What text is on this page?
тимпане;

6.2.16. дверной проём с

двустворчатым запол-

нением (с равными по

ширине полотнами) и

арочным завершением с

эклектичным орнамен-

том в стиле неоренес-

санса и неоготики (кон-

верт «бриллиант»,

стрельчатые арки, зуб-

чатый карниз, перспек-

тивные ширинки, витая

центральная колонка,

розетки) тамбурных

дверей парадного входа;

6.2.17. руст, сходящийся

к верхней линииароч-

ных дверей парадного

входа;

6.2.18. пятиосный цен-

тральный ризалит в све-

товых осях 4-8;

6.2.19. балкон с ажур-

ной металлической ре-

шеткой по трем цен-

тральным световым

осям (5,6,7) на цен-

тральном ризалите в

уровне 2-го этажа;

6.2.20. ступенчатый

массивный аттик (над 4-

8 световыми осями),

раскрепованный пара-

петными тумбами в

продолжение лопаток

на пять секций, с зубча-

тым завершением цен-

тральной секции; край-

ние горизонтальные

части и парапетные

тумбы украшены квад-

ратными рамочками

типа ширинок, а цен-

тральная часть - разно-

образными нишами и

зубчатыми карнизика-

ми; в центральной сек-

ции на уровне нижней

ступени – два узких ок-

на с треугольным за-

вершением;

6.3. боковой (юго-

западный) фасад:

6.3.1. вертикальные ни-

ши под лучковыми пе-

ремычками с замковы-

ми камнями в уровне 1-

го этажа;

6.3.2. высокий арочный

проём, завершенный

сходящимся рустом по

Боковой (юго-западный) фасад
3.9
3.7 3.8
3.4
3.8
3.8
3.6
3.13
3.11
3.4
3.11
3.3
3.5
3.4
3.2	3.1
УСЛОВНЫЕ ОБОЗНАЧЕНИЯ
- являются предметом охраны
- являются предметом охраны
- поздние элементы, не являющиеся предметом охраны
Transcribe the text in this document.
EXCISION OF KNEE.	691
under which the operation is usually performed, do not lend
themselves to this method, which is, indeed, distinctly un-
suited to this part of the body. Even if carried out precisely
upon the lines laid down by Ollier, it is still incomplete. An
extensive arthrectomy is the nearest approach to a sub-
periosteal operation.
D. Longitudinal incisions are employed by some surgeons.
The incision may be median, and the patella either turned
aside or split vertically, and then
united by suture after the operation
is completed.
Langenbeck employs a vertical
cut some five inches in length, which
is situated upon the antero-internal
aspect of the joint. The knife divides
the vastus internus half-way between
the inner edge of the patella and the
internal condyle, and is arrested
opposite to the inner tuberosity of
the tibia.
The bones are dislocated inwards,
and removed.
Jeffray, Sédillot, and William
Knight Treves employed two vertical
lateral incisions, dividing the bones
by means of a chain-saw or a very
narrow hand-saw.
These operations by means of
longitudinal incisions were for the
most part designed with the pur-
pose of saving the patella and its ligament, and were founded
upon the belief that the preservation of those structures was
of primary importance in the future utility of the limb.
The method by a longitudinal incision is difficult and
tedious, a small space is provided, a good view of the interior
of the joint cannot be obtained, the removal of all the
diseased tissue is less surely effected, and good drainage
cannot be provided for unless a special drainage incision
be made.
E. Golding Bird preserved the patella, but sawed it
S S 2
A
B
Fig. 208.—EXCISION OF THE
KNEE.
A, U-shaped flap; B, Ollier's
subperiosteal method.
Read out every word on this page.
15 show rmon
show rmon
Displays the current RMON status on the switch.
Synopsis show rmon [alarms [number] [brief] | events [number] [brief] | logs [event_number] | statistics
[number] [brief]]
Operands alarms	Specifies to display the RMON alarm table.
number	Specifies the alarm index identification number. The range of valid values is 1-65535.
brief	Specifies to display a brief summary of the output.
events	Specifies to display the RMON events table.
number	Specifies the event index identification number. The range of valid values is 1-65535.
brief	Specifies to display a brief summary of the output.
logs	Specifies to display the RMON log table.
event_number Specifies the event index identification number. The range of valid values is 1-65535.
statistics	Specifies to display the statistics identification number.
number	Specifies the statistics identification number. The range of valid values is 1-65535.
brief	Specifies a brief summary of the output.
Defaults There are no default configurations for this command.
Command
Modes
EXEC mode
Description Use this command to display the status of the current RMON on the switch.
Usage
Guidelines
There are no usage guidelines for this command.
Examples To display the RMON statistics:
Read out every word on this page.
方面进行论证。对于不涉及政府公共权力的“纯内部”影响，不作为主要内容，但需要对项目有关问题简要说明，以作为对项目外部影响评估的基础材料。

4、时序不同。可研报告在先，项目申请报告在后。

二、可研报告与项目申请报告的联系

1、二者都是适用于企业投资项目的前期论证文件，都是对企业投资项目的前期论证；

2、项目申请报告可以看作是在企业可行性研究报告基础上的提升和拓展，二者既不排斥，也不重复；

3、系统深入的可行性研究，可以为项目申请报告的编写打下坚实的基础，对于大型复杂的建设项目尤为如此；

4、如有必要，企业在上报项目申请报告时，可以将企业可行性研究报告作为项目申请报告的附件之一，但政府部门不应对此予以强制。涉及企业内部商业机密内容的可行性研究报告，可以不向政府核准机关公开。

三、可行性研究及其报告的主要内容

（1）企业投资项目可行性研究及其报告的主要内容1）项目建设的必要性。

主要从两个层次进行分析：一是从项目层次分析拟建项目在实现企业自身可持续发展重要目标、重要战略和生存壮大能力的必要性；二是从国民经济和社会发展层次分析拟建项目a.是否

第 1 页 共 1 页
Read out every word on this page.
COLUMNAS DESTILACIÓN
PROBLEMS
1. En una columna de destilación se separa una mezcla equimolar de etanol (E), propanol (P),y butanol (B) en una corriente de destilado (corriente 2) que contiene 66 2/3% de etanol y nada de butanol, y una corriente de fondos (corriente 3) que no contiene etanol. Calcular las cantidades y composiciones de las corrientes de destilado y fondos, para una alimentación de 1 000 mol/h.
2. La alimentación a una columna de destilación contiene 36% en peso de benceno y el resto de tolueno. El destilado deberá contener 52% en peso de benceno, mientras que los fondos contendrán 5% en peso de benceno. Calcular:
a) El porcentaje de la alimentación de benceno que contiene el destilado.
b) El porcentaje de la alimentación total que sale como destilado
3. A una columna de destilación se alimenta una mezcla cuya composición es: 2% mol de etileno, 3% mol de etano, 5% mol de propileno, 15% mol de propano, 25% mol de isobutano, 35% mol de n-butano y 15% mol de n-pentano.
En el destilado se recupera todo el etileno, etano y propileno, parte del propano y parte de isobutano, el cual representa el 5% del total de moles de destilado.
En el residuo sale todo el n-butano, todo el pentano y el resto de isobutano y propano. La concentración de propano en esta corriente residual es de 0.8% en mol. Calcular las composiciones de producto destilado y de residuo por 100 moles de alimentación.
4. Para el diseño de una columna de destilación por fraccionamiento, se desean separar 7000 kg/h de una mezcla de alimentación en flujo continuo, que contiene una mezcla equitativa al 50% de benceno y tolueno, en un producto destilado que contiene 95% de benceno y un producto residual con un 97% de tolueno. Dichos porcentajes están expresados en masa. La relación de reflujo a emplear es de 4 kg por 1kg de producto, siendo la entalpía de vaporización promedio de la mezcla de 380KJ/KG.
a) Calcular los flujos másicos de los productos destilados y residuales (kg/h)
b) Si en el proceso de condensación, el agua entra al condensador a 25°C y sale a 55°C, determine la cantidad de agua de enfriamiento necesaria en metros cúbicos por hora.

**Short task**
Identify and copy all lines with the word "фасад".

**Answer below**
западный) фасад:
Боковой (юго-западный) фасад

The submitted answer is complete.